───── INPUT RECORDS ─────
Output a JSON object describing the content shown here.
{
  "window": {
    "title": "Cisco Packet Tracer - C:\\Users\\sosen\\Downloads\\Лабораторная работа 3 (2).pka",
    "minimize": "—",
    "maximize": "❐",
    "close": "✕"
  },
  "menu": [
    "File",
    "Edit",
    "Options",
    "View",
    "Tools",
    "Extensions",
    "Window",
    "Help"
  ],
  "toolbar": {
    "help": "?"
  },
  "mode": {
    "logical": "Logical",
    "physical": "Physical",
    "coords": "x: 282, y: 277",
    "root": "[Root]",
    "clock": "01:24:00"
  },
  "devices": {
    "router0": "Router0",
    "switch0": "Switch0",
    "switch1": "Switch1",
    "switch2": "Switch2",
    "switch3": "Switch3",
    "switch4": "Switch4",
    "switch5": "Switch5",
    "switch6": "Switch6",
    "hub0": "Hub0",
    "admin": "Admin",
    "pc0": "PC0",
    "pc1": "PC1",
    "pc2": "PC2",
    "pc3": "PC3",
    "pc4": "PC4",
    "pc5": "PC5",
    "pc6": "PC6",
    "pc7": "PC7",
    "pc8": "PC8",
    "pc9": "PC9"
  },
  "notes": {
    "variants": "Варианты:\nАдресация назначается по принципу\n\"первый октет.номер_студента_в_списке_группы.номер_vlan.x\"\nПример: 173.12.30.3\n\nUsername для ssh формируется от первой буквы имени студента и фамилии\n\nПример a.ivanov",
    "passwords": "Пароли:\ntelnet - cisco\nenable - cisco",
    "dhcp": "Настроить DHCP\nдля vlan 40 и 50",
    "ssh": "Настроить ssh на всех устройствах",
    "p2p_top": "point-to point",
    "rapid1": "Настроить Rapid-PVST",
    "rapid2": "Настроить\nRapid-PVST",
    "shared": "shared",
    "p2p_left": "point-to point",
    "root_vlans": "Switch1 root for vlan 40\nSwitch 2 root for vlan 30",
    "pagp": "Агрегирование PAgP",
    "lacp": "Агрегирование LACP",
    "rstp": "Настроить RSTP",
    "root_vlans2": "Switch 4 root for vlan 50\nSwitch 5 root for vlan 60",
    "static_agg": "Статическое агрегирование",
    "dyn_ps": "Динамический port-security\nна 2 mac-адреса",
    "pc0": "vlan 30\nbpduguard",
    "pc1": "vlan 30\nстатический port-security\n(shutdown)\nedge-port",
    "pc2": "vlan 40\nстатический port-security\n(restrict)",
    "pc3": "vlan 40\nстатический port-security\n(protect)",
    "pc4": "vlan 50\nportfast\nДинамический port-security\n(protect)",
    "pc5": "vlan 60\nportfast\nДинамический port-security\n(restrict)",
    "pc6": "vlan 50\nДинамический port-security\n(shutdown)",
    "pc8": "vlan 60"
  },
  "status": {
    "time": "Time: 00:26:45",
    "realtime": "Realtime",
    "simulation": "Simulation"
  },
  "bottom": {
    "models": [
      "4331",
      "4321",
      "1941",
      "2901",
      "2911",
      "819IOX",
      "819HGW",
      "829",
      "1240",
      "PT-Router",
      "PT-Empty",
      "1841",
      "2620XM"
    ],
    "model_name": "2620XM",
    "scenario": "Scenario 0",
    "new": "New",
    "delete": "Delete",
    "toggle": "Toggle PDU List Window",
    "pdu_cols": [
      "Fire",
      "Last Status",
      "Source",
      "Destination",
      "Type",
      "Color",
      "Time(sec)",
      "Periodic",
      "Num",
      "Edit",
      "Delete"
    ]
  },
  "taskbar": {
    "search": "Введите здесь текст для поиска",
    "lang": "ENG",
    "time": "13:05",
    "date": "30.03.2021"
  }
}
─────
__WHAT YOU NEED TO DO__:
Give back all the records exactly as they stand.

__CORRECT RESPONSE__:
Output a JSON object describing the content shown here.
{
  "window": {
    "title": "Cisco Packet Tracer - C:\\Users\\sosen\\Downloads\\Лабораторная работа 3 (2).pka",
    "minimize": "—",
    "maximize": "❐",
    "close": "✕"
  },
  "menu": [
    "File",
    "Edit",
    "Options",
    "View",
    "Tools",
    "Extensions",
    "Window",
    "Help"
  ],
  "toolbar": {
    "help": "?"
  },
  "mode": {
    "logical": "Logical",
    "physical": "Physical",
    "coords": "x: 282, y: 277",
    "root": "[Root]",
    "clock": "01:24:00"
  },
  "devices": {
    "router0": "Router0",
    "switch0": "Switch0",
    "switch1": "Switch1",
    "switch2": "Switch2",
    "switch3": "Switch3",
    "switch4": "Switch4",
    "switch5": "Switch5",
    "switch6": "Switch6",
    "hub0": "Hub0",
    "admin": "Admin",
    "pc0": "PC0",
    "pc1": "PC1",
    "pc2": "PC2",
    "pc3": "PC3",
    "pc4": "PC4",
    "pc5": "PC5",
    "pc6": "PC6",
    "pc7": "PC7",
    "pc8": "PC8",
    "pc9": "PC9"
  },
  "notes": {
    "variants": "Варианты:\nАдресация назначается по принципу\n\"первый октет.номер_студента_в_списке_группы.номер_vlan.x\"\nПример: 173.12.30.3\n\nUsername для ssh формируется от первой буквы имени студента и фамилии\n\nПример a.ivanov",
    "passwords": "Пароли:\ntelnet - cisco\nenable - cisco",
    "dhcp": "Настроить DHCP\nдля vlan 40 и 50",
    "ssh": "Настроить ssh на всех устройствах",
    "p2p_top": "point-to point",
    "rapid1": "Настроить Rapid-PVST",
    "rapid2": "Настроить\nRapid-PVST",
    "shared": "shared",
    "p2p_left": "point-to point",
    "root_vlans": "Switch1 root for vlan 40\nSwitch 2 root for vlan 30",
    "pagp": "Агрегирование PAgP",
    "lacp": "Агрегирование LACP",
    "rstp": "Настроить RSTP",
    "root_vlans2": "Switch 4 root for vlan 50\nSwitch 5 root for vlan 60",
    "static_agg": "Статическое агрегирование",
    "dyn_ps": "Динамический port-security\nна 2 mac-адреса",
    "pc0": "vlan 30\nbpduguard",
    "pc1": "vlan 30\nстатический port-security\n(shutdown)\nedge-port",
    "pc2": "vlan 40\nстатический port-security\n(restrict)",
    "pc3": "vlan 40\nстатический port-security\n(protect)",
    "pc4": "vlan 50\nportfast\nДинамический port-security\n(protect)",
    "pc5": "vlan 60\nportfast\nДинамический port-security\n(restrict)",
    "pc6": "vlan 50\nДинамический port-security\n(shutdown)",
    "pc8": "vlan 60"
  },
  "status": {
    "time": "Time: 00:26:45",
    "realtime": "Realtime",
    "simulation": "Simulation"
  },
  "bottom": {
    "models": [
      "4331",
      "4321",
      "1941",
      "2901",
      "2911",
      "819IOX",
      "819HGW",
      "829",
      "1240",
      "PT-Router",
      "PT-Empty",
      "1841",
      "2620XM"
    ],
    "model_name": "2620XM",
    "scenario": "Scenario 0",
    "new": "New",
    "delete": "Delete",
    "toggle": "Toggle PDU List Window",
    "pdu_cols": [
      "Fire",
      "Last Status",
      "Source",
      "Destination",
      "Type",
      "Color",
      "Time(sec)",
      "Periodic",
      "Num",
      "Edit",
      "Delete"
    ]
  },
  "taskbar": {
    "search": "Введите здесь текст для поиска",
    "lang": "ENG",
    "time": "13:05",
    "date": "30.03.2021"
  }
}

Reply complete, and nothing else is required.